[BEGIN Provided entries]

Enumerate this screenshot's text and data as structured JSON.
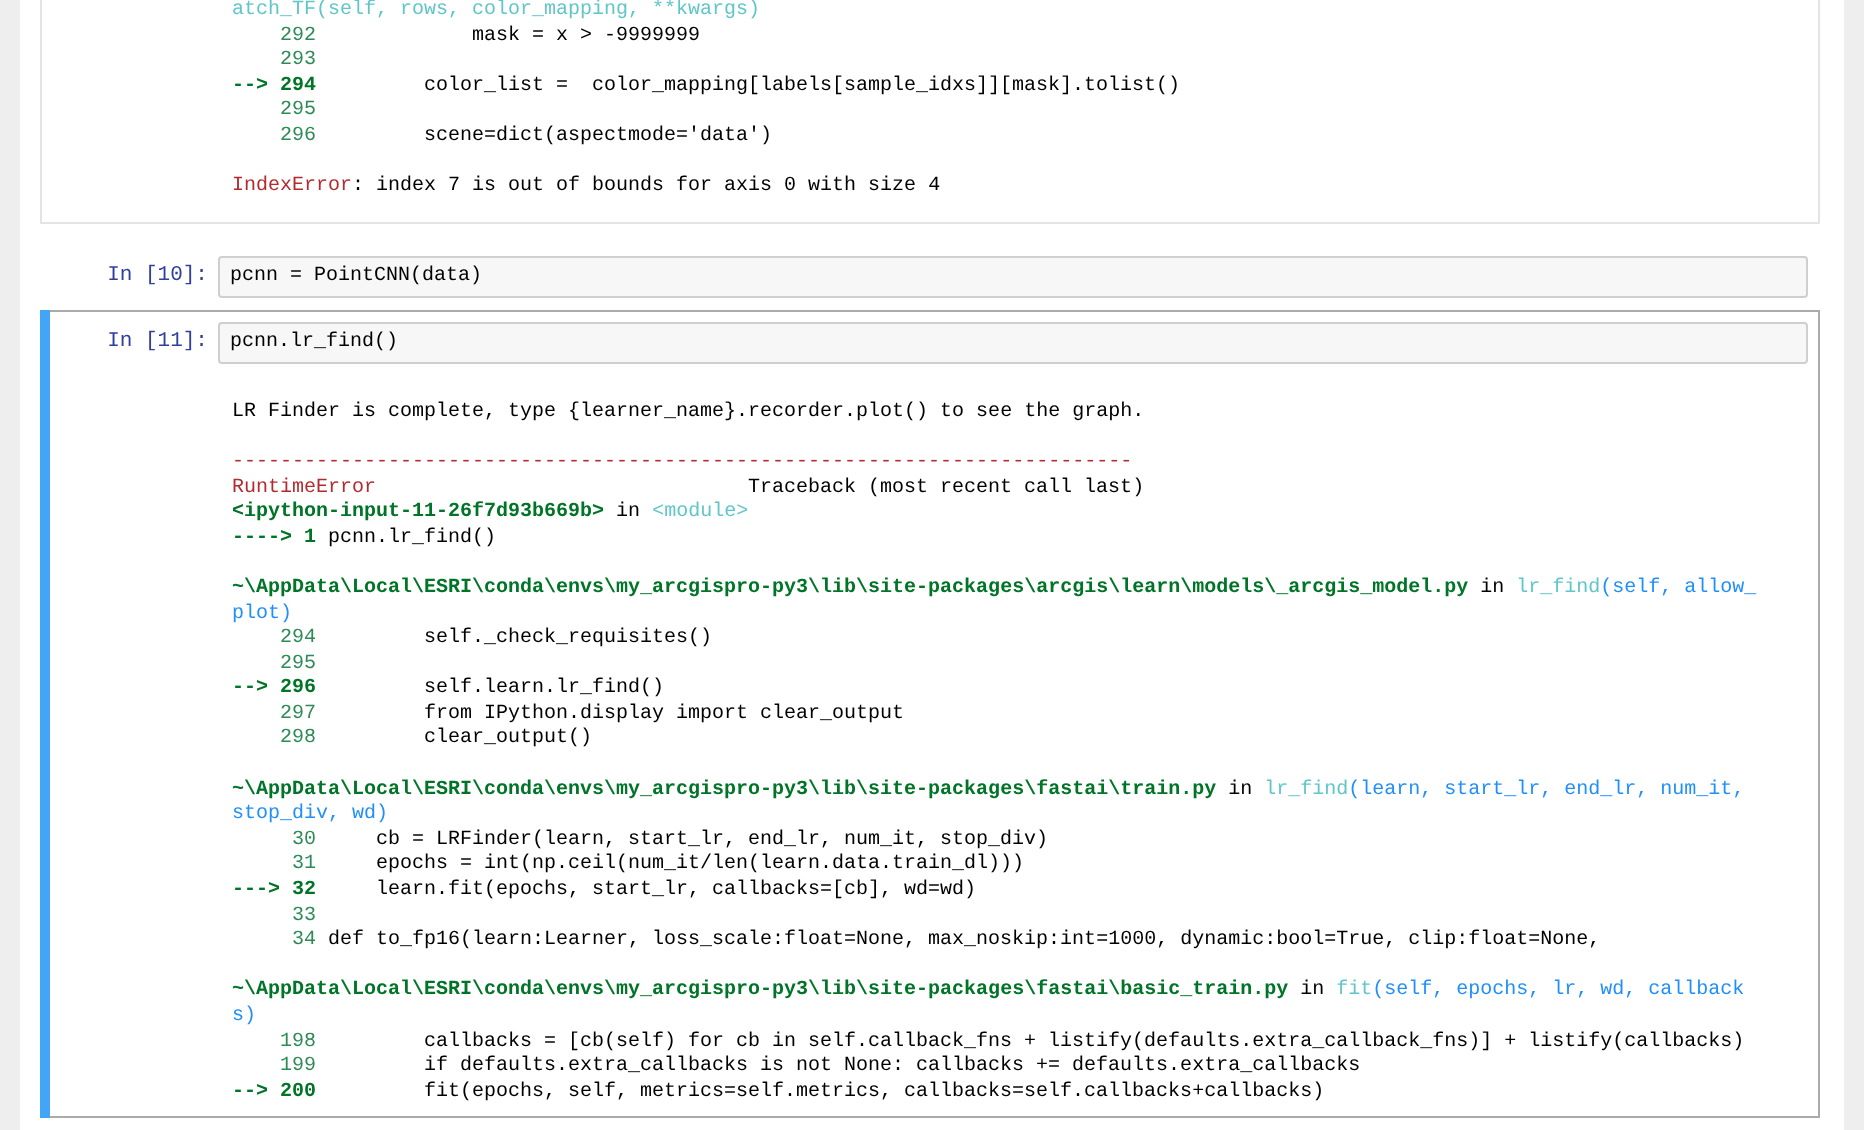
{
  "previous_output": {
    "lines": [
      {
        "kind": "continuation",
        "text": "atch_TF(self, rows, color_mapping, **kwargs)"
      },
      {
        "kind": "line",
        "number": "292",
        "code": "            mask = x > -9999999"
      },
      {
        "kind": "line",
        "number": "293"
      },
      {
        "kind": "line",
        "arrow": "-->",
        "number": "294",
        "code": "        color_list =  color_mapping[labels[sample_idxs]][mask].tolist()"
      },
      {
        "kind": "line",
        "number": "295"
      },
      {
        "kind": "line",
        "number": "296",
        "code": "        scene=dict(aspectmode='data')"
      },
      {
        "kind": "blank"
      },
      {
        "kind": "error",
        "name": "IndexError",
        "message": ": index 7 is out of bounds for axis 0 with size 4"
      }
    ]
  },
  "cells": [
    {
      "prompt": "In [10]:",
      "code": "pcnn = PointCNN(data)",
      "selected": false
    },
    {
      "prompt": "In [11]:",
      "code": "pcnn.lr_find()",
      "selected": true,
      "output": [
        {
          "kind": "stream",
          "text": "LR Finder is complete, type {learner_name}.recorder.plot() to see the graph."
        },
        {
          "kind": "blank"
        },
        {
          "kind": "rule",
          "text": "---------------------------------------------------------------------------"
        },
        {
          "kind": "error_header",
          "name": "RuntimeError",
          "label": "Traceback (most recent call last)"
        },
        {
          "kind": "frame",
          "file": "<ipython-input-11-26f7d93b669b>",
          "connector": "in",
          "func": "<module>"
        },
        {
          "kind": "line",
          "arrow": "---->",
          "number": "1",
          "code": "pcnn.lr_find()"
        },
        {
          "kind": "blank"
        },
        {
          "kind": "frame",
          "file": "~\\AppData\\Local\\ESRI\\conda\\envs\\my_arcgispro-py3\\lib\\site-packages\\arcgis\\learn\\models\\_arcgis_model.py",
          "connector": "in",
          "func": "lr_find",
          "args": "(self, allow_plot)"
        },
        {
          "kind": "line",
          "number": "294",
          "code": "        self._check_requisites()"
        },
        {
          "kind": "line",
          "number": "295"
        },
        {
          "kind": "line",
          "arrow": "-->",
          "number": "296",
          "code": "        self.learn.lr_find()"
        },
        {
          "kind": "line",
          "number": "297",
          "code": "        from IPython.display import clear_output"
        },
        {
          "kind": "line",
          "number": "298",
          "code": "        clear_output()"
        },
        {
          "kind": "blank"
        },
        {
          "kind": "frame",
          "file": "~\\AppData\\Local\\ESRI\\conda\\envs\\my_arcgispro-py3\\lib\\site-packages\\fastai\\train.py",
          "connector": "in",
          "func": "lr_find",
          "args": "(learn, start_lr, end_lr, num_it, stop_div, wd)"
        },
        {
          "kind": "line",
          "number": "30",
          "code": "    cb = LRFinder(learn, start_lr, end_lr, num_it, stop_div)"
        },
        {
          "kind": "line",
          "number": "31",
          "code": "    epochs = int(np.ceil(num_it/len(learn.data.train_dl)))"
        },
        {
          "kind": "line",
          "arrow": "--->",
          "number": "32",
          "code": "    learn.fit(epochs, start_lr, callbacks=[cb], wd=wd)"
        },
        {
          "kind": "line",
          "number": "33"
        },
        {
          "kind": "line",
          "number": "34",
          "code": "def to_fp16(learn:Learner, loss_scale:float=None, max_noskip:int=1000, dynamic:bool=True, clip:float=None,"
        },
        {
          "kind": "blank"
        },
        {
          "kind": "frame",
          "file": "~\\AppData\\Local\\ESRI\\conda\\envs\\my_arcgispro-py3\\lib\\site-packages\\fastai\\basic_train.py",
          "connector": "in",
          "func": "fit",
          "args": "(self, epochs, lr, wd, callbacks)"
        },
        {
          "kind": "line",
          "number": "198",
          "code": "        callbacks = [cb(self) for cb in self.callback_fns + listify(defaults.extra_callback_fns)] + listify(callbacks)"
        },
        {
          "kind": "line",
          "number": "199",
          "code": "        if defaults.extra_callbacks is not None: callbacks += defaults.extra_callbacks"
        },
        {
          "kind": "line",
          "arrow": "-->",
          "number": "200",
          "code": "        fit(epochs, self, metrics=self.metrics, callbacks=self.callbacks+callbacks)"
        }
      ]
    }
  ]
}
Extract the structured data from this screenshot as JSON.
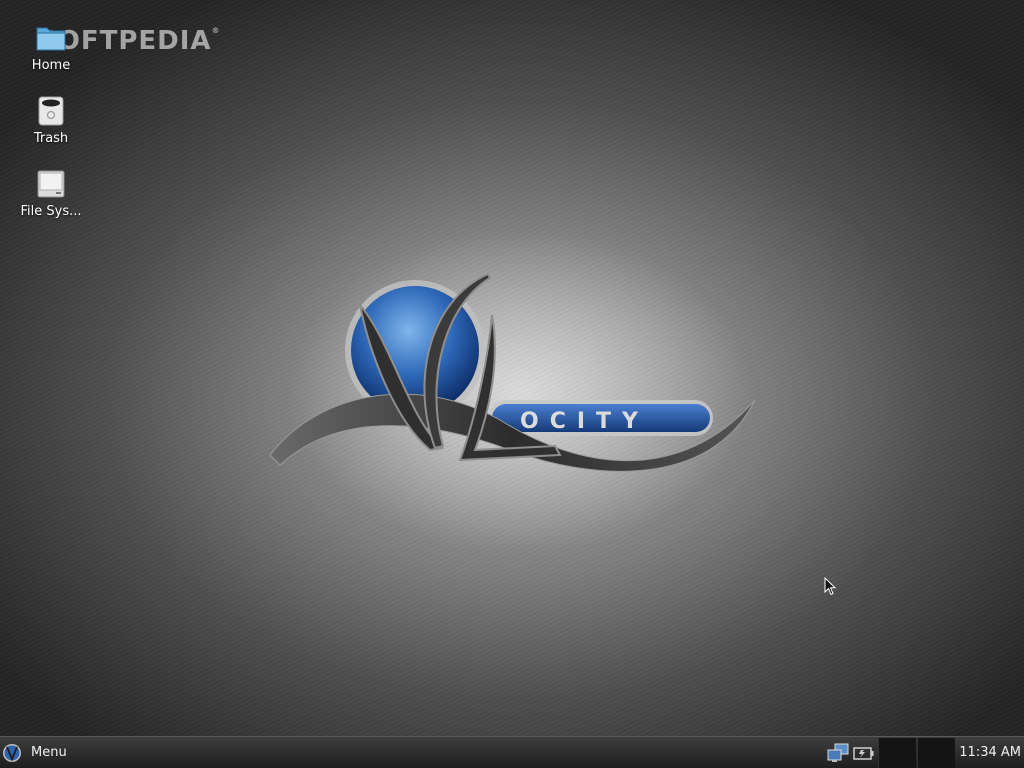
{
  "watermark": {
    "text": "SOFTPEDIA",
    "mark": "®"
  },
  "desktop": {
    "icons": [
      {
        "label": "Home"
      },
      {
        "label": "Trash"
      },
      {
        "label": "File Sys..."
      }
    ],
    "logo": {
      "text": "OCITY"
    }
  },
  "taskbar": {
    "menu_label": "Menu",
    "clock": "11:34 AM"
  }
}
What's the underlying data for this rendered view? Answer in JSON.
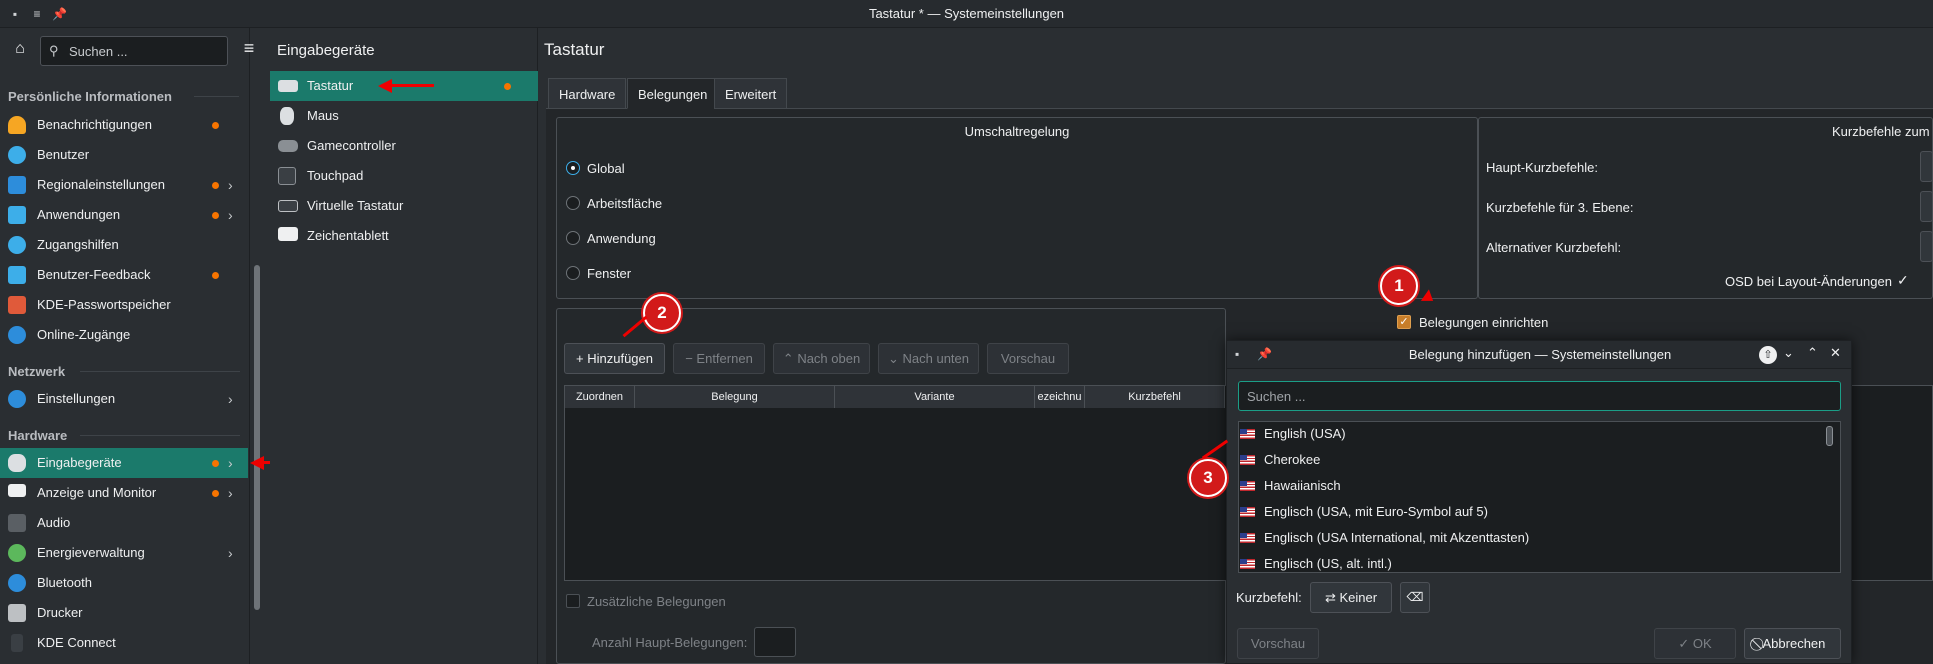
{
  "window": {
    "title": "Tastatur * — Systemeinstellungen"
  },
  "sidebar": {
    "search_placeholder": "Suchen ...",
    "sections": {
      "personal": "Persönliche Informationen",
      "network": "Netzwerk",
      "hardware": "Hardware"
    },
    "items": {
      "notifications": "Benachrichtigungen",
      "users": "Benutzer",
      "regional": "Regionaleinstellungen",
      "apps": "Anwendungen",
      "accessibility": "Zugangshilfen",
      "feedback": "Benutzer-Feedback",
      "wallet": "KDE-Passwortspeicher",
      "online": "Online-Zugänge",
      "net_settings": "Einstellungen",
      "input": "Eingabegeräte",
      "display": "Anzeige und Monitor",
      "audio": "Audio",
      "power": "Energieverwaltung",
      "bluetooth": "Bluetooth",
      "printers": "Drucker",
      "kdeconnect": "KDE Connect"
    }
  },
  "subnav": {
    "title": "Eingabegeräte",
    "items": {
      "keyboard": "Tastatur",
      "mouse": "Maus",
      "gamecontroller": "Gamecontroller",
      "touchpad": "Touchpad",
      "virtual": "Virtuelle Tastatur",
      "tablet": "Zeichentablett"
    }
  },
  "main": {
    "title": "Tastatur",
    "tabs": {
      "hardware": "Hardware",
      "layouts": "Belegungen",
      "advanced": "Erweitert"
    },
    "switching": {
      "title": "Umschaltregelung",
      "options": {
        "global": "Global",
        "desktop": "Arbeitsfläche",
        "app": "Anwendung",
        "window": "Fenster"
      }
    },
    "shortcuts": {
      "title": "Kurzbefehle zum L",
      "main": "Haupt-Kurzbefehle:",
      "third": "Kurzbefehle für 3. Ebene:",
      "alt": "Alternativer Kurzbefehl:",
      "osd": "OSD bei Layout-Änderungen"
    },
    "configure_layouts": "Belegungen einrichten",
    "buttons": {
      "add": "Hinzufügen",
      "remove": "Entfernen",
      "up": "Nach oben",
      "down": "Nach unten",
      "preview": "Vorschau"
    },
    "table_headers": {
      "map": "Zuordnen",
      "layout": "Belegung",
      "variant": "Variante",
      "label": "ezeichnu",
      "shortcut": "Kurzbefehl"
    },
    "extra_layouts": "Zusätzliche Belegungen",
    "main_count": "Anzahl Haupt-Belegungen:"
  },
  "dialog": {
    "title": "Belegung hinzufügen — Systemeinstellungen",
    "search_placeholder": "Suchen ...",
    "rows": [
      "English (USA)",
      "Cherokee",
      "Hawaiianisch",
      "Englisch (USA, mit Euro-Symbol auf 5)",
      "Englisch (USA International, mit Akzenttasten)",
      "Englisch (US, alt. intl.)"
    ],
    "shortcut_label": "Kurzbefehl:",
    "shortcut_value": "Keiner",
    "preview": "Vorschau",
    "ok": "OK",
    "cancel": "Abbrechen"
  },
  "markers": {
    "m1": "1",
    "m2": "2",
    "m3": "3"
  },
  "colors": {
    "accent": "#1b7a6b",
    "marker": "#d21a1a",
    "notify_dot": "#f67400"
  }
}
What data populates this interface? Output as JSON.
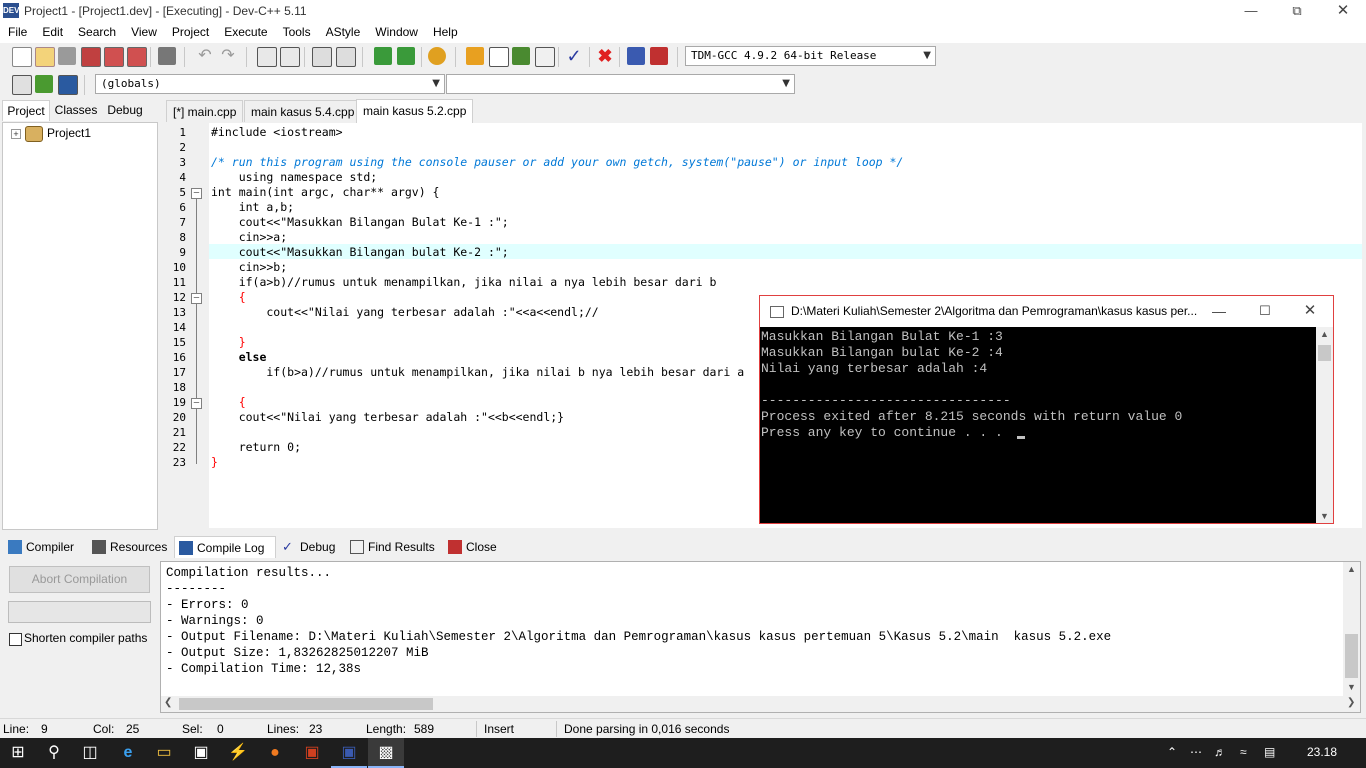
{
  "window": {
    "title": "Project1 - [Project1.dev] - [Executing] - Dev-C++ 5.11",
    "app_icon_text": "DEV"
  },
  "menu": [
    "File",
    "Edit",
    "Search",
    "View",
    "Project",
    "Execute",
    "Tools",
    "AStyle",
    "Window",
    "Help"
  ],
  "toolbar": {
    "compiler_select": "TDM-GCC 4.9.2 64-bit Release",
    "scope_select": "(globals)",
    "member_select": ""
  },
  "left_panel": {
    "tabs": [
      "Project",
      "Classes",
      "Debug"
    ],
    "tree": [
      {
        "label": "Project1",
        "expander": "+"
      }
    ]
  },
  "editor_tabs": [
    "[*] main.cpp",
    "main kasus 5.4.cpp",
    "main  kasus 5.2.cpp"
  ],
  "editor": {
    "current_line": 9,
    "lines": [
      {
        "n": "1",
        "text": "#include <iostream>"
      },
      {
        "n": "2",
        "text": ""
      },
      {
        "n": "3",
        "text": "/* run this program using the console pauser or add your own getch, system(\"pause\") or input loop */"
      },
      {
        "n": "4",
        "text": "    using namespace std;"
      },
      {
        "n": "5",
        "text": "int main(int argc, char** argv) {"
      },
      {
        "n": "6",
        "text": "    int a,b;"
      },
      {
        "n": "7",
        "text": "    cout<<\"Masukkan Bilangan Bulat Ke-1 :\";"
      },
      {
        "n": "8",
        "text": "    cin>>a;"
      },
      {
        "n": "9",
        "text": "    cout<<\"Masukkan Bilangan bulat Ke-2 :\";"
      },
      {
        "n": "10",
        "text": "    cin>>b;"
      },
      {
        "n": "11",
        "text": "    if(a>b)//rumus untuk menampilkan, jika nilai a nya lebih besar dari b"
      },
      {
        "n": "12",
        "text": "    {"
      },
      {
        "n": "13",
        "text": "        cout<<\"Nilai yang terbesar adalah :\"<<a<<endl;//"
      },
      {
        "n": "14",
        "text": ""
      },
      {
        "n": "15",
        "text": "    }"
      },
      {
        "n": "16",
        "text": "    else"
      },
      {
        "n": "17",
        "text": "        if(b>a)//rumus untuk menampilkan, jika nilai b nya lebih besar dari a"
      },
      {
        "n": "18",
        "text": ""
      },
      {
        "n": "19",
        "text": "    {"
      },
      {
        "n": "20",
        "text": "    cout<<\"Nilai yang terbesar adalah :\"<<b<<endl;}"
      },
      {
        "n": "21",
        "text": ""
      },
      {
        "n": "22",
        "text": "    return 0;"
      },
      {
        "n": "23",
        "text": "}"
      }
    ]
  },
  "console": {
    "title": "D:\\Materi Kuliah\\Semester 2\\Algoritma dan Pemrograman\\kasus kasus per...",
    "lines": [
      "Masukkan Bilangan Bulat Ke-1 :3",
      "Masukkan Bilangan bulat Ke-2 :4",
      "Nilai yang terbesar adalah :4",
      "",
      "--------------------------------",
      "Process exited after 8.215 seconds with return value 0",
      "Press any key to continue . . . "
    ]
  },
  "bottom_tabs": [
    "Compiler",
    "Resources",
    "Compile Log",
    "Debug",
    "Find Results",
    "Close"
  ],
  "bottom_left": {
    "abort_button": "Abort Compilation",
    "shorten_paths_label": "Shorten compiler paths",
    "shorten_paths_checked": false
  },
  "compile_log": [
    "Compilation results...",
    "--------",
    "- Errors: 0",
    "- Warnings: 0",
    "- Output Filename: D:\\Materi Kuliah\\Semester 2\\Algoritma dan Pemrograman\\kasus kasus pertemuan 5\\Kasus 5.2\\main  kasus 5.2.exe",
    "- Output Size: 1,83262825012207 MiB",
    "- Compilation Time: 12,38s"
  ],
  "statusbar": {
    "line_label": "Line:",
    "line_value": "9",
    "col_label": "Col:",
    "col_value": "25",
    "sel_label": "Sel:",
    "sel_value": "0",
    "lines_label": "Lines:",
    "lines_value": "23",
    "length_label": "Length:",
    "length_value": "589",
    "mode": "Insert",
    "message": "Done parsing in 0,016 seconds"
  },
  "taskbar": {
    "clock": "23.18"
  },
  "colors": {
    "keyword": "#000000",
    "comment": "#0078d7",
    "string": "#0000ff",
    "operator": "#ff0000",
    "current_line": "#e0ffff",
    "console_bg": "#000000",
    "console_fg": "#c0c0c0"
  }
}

[END Provided entries]

### The request:
Show the lines that mention the word "seconds".

### Solution for this exercise:
      "Process exited after 8.215 seconds with return value 0",
    "message": "Done parsing in 0,016 seconds"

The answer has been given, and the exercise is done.